Copy the data precisely, character for character, and leave out every picture.

···

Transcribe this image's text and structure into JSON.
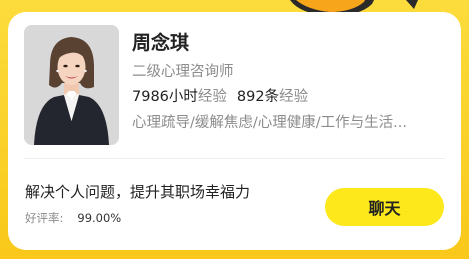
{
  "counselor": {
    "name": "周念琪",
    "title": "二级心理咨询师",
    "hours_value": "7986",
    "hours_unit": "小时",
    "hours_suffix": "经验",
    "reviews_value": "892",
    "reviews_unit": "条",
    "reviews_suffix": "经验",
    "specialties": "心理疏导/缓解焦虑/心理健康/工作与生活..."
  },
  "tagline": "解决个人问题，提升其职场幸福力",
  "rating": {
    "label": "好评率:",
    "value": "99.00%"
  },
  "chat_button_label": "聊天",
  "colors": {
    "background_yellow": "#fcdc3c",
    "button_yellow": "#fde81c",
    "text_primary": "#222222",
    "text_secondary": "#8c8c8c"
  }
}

···

- **Finished task**
Transcribe this image's text and structure into JSON.
{
  "counselor": {
    "name": "周念琪",
    "title": "二级心理咨询师",
    "hours_value": "7986",
    "hours_unit": "小时",
    "hours_suffix": "经验",
    "reviews_value": "892",
    "reviews_unit": "条",
    "reviews_suffix": "经验",
    "specialties": "心理疏导/缓解焦虑/心理健康/工作与生活..."
  },
  "tagline": "解决个人问题，提升其职场幸福力",
  "rating": {
    "label": "好评率:",
    "value": "99.00%"
  },
  "chat_button_label": "聊天",
  "colors": {
    "background_yellow": "#fcdc3c",
    "button_yellow": "#fde81c",
    "text_primary": "#222222",
    "text_secondary": "#8c8c8c"
  }
}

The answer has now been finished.